• _EXERCISE DESCRIPTION_
State how many lines in the entries below contain "version". Write nothing but the number.

(Records about charts and figures)
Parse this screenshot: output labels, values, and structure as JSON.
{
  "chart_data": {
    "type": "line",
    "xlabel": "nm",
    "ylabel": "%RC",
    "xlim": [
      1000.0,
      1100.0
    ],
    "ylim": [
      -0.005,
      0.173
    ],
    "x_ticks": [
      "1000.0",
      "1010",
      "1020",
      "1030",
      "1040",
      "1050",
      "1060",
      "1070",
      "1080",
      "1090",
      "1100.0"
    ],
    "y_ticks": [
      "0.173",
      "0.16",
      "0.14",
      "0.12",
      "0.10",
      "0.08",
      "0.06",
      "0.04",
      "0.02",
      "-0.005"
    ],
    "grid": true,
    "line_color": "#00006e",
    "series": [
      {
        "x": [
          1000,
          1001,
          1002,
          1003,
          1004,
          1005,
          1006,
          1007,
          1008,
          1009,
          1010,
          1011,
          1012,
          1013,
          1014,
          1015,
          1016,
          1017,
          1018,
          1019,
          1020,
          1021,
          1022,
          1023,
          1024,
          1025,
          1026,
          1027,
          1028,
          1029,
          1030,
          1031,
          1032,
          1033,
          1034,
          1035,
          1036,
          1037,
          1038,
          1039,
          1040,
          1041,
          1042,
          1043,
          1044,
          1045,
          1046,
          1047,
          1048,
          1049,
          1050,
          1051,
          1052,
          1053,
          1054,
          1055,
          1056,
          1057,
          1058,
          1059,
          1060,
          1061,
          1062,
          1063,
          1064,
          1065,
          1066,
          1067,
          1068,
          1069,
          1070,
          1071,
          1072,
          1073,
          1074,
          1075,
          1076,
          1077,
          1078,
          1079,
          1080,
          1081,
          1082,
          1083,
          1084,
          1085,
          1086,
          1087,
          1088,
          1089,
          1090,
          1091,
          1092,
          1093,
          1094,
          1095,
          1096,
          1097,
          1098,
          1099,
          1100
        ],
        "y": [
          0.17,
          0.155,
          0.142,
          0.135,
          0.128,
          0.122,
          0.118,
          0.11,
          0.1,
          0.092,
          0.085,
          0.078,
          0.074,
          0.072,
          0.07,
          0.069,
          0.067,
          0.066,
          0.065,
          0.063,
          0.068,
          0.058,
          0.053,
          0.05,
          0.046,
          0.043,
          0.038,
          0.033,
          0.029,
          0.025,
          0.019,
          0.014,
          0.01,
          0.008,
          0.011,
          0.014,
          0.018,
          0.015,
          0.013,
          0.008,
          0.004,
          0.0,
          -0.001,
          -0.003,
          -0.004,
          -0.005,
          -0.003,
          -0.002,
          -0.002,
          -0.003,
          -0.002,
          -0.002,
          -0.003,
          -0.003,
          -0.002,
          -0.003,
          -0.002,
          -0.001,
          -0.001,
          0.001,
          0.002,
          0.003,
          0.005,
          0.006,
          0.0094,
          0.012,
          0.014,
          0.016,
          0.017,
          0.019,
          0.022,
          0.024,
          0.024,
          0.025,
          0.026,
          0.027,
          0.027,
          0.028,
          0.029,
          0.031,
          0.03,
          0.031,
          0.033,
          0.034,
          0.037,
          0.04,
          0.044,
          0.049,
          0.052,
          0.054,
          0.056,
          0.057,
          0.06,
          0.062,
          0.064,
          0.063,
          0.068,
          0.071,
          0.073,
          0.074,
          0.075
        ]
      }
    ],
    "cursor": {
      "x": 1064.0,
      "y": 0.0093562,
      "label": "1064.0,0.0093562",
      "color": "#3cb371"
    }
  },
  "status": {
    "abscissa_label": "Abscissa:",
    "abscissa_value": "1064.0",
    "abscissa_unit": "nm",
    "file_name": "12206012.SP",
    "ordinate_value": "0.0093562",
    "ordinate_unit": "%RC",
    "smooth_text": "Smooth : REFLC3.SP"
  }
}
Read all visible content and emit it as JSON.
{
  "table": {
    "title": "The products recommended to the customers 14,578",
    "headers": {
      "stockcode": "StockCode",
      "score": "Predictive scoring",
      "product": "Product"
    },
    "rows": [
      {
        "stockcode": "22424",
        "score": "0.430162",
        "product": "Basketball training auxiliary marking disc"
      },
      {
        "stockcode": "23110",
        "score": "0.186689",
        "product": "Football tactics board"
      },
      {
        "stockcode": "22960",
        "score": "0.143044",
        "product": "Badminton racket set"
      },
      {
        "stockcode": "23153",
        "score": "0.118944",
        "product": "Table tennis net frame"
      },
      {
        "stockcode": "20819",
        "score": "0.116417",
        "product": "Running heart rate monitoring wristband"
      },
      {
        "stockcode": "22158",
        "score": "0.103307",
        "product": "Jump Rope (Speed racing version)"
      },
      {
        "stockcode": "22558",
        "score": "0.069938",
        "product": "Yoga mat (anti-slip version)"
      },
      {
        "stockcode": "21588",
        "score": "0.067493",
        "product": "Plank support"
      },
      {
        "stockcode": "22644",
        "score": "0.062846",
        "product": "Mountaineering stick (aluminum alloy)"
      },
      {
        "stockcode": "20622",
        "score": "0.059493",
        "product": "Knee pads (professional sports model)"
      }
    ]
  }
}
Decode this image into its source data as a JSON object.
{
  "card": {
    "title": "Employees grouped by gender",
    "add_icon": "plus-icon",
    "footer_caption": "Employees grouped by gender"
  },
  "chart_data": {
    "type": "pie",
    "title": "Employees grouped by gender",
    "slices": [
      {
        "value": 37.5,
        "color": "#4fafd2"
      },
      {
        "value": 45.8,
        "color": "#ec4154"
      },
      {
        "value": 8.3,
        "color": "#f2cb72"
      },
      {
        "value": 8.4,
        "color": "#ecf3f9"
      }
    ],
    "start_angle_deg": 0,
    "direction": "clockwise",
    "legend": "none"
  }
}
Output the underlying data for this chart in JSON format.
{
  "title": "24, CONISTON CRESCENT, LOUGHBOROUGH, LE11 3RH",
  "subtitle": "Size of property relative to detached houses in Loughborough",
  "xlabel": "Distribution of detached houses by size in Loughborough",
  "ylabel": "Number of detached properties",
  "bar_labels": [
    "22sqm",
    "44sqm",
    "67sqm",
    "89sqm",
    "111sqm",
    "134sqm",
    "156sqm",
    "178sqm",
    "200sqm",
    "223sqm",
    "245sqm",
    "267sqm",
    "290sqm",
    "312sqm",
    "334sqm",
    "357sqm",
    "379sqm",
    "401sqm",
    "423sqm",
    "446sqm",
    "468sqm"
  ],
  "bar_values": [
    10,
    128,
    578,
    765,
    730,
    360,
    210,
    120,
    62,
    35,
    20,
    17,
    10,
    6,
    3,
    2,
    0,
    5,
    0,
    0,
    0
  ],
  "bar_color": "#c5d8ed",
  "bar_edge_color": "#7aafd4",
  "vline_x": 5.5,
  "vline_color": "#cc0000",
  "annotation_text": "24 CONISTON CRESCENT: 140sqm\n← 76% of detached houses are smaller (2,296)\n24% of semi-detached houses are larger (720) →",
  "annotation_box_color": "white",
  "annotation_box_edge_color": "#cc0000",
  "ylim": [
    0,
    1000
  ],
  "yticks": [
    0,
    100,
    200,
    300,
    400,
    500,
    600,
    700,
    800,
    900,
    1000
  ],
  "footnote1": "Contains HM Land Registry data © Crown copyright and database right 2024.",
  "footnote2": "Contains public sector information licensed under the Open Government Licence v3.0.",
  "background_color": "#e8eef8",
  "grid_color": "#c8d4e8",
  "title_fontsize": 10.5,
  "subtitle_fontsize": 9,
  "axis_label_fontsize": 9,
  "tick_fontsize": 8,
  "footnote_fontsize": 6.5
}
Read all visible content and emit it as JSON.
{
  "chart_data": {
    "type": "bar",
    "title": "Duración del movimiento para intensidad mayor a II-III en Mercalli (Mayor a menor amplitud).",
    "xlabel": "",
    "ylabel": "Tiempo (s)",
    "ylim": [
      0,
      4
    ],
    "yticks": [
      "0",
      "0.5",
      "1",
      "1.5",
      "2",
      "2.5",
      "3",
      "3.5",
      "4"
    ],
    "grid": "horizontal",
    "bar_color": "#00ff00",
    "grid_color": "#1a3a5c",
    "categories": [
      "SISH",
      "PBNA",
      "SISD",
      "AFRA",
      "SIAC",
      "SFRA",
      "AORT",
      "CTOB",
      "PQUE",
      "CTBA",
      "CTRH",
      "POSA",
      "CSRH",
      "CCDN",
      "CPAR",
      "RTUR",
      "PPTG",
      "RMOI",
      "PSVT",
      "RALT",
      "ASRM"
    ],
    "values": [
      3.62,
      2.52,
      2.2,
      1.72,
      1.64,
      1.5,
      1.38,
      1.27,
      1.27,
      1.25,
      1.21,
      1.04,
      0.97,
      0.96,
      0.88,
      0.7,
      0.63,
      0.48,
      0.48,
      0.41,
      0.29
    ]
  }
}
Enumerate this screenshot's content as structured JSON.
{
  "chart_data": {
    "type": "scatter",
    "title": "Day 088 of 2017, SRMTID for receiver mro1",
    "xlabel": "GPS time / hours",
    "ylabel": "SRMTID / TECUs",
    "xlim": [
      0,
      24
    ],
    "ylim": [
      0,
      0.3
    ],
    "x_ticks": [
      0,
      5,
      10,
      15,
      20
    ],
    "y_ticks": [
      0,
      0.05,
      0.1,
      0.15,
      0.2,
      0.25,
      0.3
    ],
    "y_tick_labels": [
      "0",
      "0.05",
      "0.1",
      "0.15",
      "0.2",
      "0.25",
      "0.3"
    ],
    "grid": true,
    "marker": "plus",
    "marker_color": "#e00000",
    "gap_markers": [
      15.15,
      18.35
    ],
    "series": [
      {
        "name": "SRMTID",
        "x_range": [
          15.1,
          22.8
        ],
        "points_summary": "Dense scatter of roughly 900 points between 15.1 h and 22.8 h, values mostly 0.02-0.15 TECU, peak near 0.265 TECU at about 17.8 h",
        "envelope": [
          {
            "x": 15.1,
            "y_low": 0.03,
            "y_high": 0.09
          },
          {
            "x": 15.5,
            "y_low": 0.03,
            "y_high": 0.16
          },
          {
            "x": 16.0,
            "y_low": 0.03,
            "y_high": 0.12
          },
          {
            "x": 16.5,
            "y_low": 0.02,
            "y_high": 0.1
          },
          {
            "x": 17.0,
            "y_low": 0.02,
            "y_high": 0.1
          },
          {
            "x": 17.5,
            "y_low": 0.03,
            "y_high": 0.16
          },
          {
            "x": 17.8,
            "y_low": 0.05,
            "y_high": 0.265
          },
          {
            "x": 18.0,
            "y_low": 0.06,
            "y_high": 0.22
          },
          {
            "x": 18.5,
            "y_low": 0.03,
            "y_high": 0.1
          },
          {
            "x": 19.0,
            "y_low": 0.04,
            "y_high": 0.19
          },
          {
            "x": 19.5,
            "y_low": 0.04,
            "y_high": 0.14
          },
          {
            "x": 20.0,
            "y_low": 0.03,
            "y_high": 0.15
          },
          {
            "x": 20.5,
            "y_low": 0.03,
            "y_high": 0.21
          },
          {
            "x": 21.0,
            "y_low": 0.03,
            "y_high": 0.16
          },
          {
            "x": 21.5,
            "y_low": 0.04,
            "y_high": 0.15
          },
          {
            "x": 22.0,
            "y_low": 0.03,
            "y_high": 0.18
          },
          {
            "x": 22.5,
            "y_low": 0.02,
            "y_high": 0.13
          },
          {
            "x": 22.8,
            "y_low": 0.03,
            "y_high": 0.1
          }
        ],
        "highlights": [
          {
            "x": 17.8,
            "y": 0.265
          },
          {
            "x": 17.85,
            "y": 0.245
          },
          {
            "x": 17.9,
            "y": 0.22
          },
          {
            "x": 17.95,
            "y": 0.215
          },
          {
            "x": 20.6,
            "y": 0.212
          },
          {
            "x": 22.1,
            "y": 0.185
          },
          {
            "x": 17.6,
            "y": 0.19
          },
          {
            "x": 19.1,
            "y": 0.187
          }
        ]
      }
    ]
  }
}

• _WRITTEN SOLUTION_
2